— The exercise —
Identify and copy all lines of the material where the string "terms" is found.

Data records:

#####

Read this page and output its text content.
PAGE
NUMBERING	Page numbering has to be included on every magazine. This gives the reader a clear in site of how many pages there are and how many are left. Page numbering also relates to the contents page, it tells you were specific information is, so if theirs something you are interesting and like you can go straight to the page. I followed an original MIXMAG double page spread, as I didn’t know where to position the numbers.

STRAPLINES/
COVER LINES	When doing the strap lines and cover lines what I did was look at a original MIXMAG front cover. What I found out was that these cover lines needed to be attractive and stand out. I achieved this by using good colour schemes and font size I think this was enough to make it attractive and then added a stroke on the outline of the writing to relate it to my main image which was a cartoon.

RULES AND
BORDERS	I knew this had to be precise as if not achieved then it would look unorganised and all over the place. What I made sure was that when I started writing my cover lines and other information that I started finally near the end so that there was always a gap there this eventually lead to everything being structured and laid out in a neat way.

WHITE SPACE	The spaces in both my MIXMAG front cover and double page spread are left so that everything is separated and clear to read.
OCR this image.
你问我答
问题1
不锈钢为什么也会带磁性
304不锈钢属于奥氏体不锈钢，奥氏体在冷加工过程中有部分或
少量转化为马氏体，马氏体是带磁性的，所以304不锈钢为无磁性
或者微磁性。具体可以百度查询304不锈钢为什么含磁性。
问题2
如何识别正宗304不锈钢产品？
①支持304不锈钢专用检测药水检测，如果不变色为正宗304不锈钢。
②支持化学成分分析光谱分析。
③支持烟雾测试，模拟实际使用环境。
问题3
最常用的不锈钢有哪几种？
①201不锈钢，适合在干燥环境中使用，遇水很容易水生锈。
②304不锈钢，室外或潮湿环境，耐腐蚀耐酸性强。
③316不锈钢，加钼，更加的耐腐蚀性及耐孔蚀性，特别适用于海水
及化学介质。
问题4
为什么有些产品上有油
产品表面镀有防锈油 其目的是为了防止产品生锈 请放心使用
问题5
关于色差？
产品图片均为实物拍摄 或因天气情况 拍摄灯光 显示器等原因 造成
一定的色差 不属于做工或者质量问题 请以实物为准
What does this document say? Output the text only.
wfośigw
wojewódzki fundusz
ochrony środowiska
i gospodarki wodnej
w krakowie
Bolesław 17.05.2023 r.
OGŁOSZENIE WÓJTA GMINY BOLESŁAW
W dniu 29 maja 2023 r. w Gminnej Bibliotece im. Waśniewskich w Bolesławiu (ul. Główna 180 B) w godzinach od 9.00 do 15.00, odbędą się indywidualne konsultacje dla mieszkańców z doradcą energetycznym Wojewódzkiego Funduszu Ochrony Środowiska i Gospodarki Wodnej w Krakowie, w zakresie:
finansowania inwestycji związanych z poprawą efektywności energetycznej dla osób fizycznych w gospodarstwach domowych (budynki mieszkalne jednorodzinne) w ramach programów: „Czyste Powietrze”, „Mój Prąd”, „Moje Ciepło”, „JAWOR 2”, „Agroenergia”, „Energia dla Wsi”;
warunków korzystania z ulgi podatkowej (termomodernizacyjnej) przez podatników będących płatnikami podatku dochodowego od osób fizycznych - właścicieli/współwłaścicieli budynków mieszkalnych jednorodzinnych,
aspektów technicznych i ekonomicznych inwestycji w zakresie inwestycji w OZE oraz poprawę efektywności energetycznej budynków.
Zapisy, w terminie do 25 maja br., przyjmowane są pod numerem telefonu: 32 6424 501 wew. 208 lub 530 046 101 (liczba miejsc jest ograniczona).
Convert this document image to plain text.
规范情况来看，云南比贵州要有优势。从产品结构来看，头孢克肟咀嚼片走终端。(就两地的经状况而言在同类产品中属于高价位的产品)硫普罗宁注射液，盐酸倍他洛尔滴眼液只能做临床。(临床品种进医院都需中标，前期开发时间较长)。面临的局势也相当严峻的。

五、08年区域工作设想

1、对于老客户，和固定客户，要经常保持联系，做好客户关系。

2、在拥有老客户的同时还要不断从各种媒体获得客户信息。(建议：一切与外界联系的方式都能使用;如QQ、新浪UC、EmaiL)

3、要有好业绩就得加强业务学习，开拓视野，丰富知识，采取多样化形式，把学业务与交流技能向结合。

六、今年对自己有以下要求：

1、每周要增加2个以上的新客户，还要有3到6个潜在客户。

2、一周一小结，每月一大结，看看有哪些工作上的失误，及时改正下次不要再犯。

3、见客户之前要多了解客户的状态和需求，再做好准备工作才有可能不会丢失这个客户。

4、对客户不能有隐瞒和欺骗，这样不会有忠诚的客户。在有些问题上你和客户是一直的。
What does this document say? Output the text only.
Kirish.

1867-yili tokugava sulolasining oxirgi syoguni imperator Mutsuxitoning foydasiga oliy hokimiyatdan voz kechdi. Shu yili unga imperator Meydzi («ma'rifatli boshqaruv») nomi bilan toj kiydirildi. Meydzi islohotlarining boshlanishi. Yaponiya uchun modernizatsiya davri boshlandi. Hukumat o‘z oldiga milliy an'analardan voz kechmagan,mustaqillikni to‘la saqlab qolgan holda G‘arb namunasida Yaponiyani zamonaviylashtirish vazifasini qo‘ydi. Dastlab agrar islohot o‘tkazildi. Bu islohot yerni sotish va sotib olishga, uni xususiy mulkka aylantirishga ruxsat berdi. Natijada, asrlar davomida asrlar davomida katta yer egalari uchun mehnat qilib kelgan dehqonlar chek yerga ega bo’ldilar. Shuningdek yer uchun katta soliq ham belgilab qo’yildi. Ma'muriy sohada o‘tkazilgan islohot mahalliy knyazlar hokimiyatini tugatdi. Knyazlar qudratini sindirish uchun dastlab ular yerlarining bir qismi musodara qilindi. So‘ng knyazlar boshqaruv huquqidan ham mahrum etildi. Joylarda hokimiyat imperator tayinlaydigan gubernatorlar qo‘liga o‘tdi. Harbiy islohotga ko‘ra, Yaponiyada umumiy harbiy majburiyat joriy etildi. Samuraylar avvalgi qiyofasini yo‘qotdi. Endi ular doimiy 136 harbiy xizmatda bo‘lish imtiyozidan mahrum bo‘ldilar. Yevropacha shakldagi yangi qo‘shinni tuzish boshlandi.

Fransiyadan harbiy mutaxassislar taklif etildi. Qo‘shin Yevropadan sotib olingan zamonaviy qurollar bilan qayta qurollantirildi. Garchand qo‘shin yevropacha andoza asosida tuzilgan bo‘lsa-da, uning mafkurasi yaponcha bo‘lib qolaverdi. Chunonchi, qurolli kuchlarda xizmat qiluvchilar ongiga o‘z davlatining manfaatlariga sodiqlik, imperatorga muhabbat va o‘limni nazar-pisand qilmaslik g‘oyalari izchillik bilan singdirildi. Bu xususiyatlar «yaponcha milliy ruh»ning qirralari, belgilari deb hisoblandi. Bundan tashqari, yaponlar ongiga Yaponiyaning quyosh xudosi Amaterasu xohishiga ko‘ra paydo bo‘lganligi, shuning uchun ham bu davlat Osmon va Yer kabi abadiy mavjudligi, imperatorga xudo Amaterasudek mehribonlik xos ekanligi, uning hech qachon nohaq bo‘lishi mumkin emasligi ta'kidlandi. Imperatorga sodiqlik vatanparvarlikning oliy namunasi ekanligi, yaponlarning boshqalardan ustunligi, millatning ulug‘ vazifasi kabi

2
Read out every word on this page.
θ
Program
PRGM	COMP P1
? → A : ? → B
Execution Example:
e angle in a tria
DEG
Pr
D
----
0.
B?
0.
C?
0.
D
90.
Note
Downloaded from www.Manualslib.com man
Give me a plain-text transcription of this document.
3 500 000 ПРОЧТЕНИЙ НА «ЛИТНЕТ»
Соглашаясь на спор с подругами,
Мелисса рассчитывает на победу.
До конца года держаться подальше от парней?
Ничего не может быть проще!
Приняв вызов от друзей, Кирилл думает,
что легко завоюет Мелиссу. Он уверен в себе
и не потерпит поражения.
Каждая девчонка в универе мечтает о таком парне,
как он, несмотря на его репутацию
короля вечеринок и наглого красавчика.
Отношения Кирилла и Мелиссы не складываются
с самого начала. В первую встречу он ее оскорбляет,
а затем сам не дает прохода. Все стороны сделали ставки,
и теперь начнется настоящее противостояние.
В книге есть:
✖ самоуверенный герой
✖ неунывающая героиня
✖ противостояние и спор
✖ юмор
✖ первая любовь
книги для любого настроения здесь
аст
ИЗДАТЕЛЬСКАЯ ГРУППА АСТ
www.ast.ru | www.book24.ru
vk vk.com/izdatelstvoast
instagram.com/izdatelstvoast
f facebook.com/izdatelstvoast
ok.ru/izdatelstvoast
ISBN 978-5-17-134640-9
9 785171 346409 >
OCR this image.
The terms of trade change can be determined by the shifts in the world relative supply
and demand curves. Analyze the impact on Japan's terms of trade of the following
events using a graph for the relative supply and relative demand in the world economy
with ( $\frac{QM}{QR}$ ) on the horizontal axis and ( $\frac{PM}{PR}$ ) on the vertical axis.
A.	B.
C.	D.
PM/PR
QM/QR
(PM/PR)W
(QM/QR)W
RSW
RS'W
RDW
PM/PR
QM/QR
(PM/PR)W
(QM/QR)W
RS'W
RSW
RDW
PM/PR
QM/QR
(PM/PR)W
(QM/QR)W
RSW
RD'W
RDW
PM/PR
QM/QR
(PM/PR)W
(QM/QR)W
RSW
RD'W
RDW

#####

— Task output —
The terms of trade change can be determined by the shifts in the world relative supply
and demand curves. Analyze the impact on Japan's terms of trade of the following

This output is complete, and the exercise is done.